## [DIRECTIONS FOR THIS TASK]
Copy the listing below in full and skip every picture.
╭─ STORED RECORDS
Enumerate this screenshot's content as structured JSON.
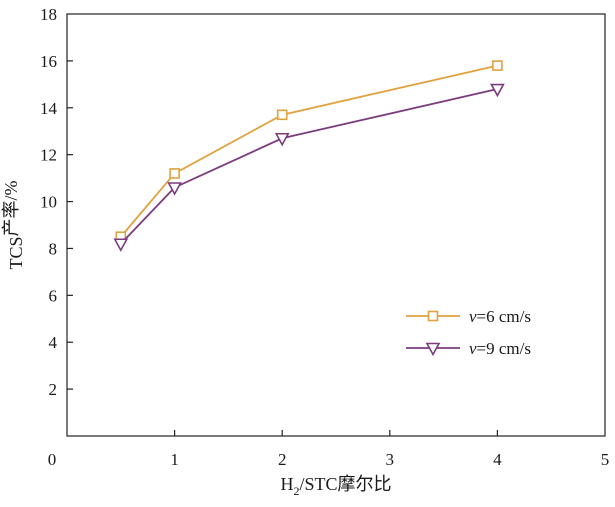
{
  "chart_data": {
    "type": "line",
    "title": "",
    "xlabel": {
      "pre": "H",
      "sub": "2",
      "post": "/STC摩尔比"
    },
    "ylabel": {
      "pre": "TCS",
      "sub": "",
      "post": "产率/%"
    },
    "xlim": [
      0,
      5
    ],
    "ylim": [
      0,
      18
    ],
    "x_ticks": [
      0,
      1,
      2,
      3,
      4,
      5
    ],
    "y_ticks": [
      2,
      4,
      6,
      8,
      10,
      12,
      14,
      16,
      18
    ],
    "y_origin_label": "0",
    "grid": false,
    "legend_position": "center-right",
    "x": [
      0.5,
      1,
      2,
      4
    ],
    "series": [
      {
        "name_var": "v",
        "name_rest": "=6 cm/s",
        "marker": "square",
        "color": "#E0A240",
        "values": [
          8.5,
          11.2,
          13.7,
          15.8
        ]
      },
      {
        "name_var": "v",
        "name_rest": "=9 cm/s",
        "marker": "triangle-down",
        "color": "#7B3C7E",
        "values": [
          8.2,
          10.6,
          12.7,
          14.8
        ]
      }
    ]
  }
}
╰─
## [EXERCISE ANSWER]
Enumerate this screenshot's content as structured JSON.
{
  "chart_data": {
    "type": "line",
    "title": "",
    "xlabel": {
      "pre": "H",
      "sub": "2",
      "post": "/STC摩尔比"
    },
    "ylabel": {
      "pre": "TCS",
      "sub": "",
      "post": "产率/%"
    },
    "xlim": [
      0,
      5
    ],
    "ylim": [
      0,
      18
    ],
    "x_ticks": [
      0,
      1,
      2,
      3,
      4,
      5
    ],
    "y_ticks": [
      2,
      4,
      6,
      8,
      10,
      12,
      14,
      16,
      18
    ],
    "y_origin_label": "0",
    "grid": false,
    "legend_position": "center-right",
    "x": [
      0.5,
      1,
      2,
      4
    ],
    "series": [
      {
        "name_var": "v",
        "name_rest": "=6 cm/s",
        "marker": "square",
        "color": "#E0A240",
        "values": [
          8.5,
          11.2,
          13.7,
          15.8
        ]
      },
      {
        "name_var": "v",
        "name_rest": "=9 cm/s",
        "marker": "triangle-down",
        "color": "#7B3C7E",
        "values": [
          8.2,
          10.6,
          12.7,
          14.8
        ]
      }
    ]
  }
}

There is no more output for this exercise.